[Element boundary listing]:
━━━━━━━━━━

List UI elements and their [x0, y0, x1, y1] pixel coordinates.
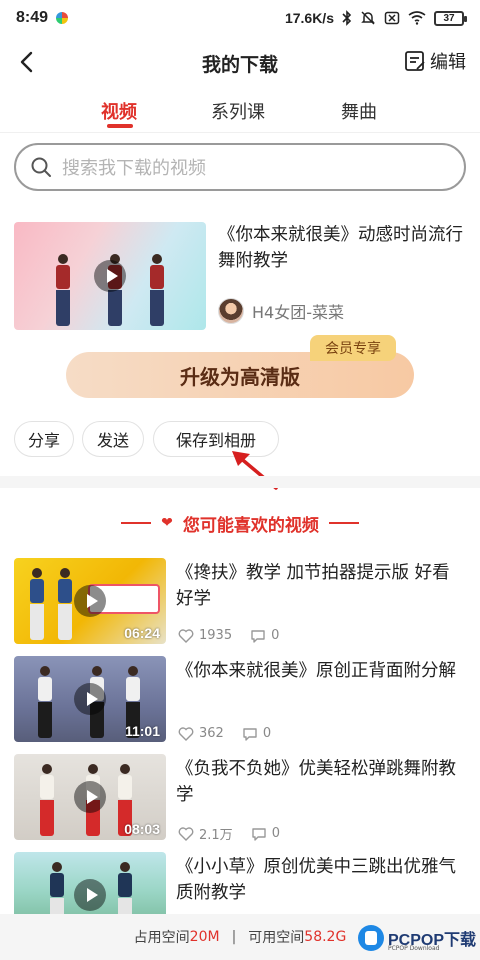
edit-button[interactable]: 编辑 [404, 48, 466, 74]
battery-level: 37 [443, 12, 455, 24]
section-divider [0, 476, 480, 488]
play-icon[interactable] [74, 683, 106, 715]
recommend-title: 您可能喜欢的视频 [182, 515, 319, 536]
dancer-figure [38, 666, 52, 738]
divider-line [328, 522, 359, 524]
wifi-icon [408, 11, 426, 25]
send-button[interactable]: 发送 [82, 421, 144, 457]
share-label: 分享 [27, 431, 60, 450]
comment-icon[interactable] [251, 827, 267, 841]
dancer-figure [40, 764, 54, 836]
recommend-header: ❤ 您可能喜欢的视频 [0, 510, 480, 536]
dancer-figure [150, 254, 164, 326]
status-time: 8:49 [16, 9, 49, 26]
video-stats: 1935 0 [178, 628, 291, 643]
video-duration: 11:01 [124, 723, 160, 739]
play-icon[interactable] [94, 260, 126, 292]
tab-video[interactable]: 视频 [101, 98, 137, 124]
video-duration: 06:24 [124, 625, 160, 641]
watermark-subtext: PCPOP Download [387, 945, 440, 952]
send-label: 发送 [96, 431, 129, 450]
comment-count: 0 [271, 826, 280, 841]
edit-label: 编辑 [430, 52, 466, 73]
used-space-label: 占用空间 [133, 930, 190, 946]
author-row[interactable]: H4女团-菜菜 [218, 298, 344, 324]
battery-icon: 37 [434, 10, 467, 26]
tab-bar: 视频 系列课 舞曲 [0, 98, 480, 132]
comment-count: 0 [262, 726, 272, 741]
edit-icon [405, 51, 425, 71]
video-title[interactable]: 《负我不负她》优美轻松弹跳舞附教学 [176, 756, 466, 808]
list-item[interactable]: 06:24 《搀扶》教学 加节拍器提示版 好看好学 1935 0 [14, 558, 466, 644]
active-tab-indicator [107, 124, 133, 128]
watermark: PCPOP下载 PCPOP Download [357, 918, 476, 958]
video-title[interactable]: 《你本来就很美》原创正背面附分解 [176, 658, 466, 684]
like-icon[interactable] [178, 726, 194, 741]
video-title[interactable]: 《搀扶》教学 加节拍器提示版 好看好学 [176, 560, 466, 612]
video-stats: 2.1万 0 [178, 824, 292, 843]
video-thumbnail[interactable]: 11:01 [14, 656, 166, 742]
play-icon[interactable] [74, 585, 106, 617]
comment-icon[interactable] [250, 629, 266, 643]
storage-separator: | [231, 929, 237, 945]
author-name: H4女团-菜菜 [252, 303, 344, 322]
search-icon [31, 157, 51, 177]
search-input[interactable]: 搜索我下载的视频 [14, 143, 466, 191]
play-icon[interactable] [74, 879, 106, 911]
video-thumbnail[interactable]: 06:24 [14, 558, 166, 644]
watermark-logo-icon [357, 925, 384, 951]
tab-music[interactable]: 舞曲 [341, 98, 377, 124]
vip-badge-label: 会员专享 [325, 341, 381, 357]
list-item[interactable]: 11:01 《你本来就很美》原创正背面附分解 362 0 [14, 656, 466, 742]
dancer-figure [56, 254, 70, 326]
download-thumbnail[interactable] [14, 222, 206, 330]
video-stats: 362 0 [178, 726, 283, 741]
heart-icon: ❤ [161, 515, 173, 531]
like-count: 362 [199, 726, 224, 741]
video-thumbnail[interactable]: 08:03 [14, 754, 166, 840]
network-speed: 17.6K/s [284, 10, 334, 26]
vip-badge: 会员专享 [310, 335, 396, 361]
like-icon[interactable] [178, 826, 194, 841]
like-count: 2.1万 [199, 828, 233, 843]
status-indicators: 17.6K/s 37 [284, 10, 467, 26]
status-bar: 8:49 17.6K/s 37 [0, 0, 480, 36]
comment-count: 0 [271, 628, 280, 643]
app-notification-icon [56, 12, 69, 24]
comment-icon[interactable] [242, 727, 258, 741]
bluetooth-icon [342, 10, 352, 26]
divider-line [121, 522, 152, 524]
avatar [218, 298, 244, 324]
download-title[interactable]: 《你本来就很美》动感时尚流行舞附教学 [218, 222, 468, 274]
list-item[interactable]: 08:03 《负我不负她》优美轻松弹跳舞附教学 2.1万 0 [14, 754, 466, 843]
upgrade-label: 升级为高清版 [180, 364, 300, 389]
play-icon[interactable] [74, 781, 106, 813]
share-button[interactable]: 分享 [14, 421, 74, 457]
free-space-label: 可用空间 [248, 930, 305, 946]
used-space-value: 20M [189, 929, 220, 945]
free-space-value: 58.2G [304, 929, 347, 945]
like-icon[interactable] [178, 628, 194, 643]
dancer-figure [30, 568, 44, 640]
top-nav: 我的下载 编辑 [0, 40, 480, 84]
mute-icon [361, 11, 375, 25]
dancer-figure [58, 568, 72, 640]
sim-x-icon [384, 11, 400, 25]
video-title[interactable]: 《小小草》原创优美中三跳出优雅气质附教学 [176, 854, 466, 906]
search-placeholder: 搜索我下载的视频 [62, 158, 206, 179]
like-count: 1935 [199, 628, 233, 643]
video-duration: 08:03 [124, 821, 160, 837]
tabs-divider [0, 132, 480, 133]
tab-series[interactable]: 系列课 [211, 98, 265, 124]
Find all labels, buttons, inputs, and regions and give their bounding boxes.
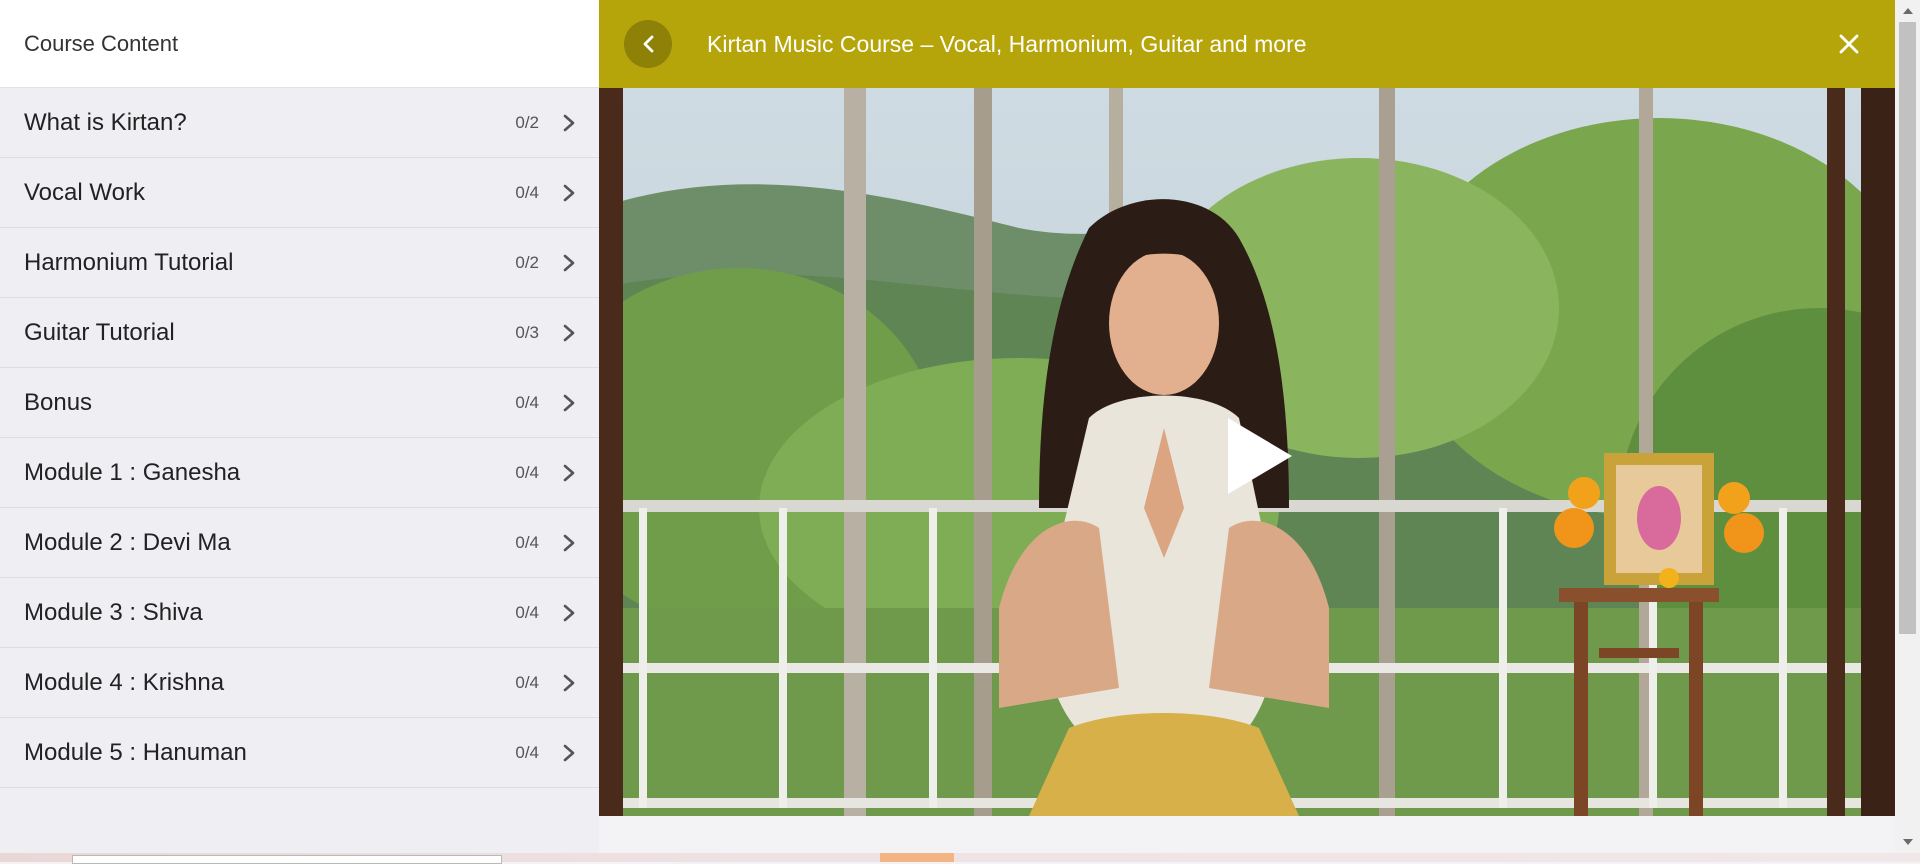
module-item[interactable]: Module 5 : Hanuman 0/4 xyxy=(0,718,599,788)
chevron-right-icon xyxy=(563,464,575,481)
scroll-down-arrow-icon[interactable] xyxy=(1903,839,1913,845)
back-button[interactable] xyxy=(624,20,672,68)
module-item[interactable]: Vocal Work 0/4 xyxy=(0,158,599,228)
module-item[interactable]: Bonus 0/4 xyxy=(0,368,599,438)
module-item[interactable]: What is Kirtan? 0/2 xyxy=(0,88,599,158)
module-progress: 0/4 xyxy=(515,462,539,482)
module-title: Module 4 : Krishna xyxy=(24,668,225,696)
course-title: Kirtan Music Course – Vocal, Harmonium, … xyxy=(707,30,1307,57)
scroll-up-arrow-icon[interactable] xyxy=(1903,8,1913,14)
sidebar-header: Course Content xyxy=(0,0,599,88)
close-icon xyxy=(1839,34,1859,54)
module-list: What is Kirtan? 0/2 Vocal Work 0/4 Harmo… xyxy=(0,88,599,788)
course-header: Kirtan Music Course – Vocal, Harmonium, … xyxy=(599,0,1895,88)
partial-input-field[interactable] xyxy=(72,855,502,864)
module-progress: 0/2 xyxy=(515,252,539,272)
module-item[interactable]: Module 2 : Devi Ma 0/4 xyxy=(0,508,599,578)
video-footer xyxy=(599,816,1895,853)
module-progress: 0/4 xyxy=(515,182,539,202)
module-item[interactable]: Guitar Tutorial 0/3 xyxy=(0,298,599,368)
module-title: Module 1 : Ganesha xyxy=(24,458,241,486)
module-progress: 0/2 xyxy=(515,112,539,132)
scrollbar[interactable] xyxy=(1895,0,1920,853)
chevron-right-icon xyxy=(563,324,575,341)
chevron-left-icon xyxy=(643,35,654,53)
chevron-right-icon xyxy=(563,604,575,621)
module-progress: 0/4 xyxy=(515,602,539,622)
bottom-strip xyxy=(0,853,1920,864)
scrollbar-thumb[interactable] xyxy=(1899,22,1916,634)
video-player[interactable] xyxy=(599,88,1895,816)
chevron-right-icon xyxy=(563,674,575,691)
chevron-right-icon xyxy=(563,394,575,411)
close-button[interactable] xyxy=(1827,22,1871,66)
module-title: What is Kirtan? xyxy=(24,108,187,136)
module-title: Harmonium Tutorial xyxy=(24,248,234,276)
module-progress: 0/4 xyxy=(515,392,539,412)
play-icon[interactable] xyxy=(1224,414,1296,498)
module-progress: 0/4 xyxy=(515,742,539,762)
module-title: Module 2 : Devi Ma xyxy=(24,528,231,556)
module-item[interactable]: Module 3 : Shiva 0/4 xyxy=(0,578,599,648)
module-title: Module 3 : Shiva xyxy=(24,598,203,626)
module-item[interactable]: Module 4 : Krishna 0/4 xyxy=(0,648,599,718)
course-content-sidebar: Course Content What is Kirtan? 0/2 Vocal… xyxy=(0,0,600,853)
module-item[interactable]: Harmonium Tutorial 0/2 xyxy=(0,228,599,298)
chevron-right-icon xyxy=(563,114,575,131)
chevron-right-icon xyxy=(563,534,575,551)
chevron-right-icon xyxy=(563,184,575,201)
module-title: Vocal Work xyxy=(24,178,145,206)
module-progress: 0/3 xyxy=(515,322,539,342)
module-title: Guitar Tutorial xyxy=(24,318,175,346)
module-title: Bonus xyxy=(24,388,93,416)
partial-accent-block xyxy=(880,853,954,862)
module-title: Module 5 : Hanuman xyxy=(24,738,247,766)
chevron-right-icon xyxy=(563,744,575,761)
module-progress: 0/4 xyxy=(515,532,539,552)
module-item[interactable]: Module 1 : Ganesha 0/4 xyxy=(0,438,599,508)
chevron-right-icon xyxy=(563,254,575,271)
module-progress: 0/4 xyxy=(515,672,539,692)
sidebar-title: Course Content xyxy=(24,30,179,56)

━━━━━━━━━━

Which lines make up the stretch of the listing from the line containing "edit-button[interactable]: 编辑 [404, 48, 466, 74]" through the line containing "search-icon [31, 157, 51, 177]"? Output them all, both ends included, in their original form.

edit-button[interactable]: 编辑 [404, 48, 466, 74]
battery-level: 37 [443, 12, 455, 24]
section-divider [0, 476, 480, 488]
play-icon[interactable] [74, 683, 106, 715]
recommend-title: 您可能喜欢的视频 [182, 515, 319, 536]
dancer-figure [38, 666, 52, 738]
divider-line [328, 522, 359, 524]
wifi-icon [408, 11, 426, 25]
send-button[interactable]: 发送 [82, 421, 144, 457]
share-label: 分享 [27, 431, 60, 450]
comment-icon[interactable] [251, 827, 267, 841]
dancer-figure [40, 764, 54, 836]
recommend-header: ❤ 您可能喜欢的视频 [0, 510, 480, 536]
dancer-figure [150, 254, 164, 326]
status-time: 8:49 [16, 9, 49, 26]
video-stats: 1935 0 [178, 628, 291, 643]
video-duration: 11:01 [124, 723, 160, 739]
play-icon[interactable] [94, 260, 126, 292]
tab-video[interactable]: 视频 [101, 98, 137, 124]
video-duration: 06:24 [124, 625, 160, 641]
watermark-subtext: PCPOP Download [387, 945, 440, 952]
send-label: 发送 [96, 431, 129, 450]
comment-count: 0 [271, 826, 280, 841]
edit-label: 编辑 [430, 52, 466, 73]
used-space-label: 占用空间 [133, 930, 190, 946]
author-row[interactable]: H4女团-菜菜 [218, 298, 344, 324]
battery-icon: 37 [434, 10, 467, 26]
tab-bar: 视频 系列课 舞曲 [0, 98, 480, 132]
comment-count: 0 [262, 726, 272, 741]
edit-icon [405, 51, 425, 71]
video-title[interactable]: 《负我不负她》优美轻松弹跳舞附教学 [176, 756, 466, 808]
list-item[interactable]: 06:24 《搀扶》教学 加节拍器提示版 好看好学 1935 0 [14, 558, 466, 644]
active-tab-indicator [107, 124, 133, 128]
watermark: PCPOP下载 PCPOP Download [357, 918, 476, 958]
video-title[interactable]: 《你本来就很美》原创正背面附分解 [176, 658, 466, 684]
like-icon[interactable] [178, 726, 194, 741]
video-title[interactable]: 《搀扶》教学 加节拍器提示版 好看好学 [176, 560, 466, 612]
video-stats: 2.1万 0 [178, 824, 292, 843]
video-thumbnail[interactable]: 11:01 [14, 656, 166, 742]
play-icon[interactable] [74, 585, 106, 617]
comment-icon[interactable] [250, 629, 266, 643]
storage-separator: | [231, 929, 237, 945]
author-name: H4女团-菜菜 [252, 303, 344, 322]
search-icon [31, 157, 51, 177]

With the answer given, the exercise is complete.